Problem to work on: Bring together every line in the data that includes "gene".

Input data:
/---
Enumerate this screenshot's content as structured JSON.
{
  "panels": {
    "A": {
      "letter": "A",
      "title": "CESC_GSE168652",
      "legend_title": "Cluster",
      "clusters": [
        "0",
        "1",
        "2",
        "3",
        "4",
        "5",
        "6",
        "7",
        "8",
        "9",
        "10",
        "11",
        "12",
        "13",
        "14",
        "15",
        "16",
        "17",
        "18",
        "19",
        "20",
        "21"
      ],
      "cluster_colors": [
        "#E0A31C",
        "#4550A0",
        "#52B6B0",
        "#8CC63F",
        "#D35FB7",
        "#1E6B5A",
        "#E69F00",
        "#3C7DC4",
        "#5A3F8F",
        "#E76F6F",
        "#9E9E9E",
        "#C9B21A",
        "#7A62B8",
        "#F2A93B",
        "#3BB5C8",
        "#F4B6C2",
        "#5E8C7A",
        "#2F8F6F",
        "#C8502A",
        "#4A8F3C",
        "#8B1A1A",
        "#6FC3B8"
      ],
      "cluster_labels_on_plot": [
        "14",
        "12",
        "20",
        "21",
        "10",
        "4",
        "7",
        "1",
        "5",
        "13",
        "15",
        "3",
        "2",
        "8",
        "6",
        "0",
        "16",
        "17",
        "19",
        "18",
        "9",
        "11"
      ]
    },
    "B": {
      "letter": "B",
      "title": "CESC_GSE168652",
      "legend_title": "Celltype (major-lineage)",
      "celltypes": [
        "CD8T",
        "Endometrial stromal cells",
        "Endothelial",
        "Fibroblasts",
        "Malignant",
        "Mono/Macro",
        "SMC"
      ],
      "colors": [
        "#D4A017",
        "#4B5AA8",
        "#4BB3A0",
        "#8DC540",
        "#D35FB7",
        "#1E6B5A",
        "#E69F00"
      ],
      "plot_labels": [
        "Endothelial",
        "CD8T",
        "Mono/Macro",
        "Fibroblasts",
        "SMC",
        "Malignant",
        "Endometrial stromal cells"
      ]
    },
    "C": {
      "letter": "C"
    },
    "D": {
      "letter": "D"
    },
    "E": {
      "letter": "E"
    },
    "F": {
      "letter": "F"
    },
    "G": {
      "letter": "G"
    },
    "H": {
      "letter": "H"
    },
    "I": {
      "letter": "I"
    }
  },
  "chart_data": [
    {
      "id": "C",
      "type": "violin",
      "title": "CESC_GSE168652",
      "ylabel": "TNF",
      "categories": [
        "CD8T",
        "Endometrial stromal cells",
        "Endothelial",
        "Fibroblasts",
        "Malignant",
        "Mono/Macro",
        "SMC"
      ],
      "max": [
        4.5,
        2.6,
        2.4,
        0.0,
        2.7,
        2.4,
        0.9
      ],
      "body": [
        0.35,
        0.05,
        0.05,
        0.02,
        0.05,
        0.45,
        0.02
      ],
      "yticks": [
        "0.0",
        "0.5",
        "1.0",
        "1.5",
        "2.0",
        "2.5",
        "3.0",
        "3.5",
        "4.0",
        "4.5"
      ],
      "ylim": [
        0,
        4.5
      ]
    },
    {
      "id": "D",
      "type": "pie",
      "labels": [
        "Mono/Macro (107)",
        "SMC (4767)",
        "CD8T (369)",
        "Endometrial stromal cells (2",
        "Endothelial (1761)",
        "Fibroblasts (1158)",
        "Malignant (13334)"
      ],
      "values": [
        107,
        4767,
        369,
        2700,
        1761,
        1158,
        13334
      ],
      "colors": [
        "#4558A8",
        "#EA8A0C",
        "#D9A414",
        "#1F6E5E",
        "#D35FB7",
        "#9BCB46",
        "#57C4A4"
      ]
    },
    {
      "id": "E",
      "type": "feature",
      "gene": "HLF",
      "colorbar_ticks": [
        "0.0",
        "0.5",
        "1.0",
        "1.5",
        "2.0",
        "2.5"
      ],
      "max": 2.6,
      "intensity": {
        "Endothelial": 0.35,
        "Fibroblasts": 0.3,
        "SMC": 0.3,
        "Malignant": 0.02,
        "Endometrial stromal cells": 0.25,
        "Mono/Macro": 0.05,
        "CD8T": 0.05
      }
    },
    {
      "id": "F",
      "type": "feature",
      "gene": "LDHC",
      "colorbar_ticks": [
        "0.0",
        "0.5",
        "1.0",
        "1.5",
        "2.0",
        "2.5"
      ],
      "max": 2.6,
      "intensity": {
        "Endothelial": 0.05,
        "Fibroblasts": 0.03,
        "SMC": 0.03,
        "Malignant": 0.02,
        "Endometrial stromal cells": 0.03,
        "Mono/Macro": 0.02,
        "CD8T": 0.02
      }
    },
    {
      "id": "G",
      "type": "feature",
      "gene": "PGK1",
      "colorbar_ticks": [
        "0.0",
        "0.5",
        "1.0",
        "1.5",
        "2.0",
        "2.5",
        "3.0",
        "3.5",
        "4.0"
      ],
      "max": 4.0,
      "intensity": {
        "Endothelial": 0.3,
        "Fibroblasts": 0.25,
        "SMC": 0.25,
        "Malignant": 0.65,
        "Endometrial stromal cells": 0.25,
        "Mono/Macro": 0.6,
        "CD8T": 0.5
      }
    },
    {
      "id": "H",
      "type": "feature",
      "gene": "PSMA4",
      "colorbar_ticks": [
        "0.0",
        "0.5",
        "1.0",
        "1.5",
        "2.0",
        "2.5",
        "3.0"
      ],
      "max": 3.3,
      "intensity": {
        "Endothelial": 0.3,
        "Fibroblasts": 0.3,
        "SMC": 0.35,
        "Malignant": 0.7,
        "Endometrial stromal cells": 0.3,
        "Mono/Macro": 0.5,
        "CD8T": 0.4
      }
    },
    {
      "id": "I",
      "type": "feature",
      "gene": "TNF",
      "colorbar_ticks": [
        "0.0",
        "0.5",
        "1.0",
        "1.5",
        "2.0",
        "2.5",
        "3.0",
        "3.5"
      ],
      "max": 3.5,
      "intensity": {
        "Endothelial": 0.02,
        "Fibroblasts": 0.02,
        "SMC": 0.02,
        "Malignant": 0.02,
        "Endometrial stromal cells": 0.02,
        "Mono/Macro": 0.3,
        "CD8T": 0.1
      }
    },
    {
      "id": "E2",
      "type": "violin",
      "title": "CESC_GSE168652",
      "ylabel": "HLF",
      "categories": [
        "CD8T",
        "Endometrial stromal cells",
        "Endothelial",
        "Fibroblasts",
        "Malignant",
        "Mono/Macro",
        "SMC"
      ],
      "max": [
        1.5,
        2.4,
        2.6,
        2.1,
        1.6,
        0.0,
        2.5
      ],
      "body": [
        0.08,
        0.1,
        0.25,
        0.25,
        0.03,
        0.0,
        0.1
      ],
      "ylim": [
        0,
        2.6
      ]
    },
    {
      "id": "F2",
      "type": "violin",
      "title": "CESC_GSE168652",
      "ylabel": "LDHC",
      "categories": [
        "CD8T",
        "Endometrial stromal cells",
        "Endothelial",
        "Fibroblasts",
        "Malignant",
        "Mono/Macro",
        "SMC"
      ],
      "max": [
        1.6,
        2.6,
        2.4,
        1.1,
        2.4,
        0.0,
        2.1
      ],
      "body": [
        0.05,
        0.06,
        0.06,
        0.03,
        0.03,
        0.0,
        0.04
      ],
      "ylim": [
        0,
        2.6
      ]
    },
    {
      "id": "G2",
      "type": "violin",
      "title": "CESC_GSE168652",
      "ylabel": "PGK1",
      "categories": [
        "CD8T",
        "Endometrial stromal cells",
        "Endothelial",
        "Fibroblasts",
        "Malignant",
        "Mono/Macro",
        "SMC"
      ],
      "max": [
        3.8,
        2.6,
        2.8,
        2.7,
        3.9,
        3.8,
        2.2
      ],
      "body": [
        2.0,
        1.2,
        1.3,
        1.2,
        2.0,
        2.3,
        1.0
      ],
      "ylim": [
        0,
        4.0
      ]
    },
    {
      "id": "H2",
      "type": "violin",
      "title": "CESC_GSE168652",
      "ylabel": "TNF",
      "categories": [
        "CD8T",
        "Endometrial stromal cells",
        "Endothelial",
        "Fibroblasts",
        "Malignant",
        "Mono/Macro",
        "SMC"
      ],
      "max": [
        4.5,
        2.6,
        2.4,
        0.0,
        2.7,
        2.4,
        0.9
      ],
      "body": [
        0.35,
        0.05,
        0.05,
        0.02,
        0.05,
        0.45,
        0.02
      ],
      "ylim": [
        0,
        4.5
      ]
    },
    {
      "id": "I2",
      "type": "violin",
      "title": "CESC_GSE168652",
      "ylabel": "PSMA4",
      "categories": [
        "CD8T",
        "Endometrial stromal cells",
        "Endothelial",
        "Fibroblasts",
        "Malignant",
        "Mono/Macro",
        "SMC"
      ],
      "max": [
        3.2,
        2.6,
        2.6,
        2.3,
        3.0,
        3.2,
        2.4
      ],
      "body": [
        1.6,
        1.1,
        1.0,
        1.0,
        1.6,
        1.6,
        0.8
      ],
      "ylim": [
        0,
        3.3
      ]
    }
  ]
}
\---
Expected output:
      "gene": "HLF",
      "gene": "LDHC",
      "gene": "PGK1",
      "gene": "PSMA4",
      "gene": "TNF",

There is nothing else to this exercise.